== Task to complete ==
Pick out each line of the records that includes the string "about", and copy it.

(Data records)
================================

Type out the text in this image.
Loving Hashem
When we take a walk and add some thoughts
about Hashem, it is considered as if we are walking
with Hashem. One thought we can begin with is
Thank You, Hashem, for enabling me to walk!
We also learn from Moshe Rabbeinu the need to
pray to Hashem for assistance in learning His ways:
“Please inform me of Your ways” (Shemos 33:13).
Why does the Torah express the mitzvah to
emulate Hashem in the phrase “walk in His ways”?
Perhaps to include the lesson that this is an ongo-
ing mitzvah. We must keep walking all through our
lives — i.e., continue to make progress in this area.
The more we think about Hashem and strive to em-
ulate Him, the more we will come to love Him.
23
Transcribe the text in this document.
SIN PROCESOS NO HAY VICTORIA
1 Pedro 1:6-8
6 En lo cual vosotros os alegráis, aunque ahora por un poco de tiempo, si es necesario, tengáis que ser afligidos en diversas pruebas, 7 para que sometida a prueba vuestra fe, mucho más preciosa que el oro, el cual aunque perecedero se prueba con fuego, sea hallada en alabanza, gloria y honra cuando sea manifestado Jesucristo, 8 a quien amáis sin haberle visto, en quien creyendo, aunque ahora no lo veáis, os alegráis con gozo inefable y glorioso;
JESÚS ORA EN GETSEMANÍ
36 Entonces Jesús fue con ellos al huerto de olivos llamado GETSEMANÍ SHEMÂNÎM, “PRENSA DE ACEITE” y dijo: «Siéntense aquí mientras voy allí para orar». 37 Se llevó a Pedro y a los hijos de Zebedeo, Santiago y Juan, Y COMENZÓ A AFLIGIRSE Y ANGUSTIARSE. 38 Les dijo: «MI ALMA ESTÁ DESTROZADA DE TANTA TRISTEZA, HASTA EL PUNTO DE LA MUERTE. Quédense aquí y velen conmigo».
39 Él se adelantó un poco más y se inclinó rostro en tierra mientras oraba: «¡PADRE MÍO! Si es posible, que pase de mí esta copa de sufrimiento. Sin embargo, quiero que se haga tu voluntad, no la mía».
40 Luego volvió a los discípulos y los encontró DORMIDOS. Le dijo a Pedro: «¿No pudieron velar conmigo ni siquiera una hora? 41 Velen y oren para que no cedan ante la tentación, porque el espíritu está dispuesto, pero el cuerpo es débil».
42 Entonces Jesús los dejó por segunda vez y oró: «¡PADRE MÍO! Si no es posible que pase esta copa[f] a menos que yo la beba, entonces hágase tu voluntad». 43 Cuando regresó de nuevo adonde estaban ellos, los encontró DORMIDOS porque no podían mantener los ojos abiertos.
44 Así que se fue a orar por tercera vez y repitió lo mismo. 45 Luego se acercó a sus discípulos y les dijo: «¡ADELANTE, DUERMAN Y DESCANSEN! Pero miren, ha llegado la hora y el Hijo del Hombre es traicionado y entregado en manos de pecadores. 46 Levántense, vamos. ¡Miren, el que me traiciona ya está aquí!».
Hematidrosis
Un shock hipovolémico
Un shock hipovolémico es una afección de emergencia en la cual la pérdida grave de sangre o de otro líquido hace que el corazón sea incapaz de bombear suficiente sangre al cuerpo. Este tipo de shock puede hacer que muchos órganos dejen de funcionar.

================================

== Exercise answer ==
about Hashem, it is considered as if we are walking
The more we think about Hashem and strive to em-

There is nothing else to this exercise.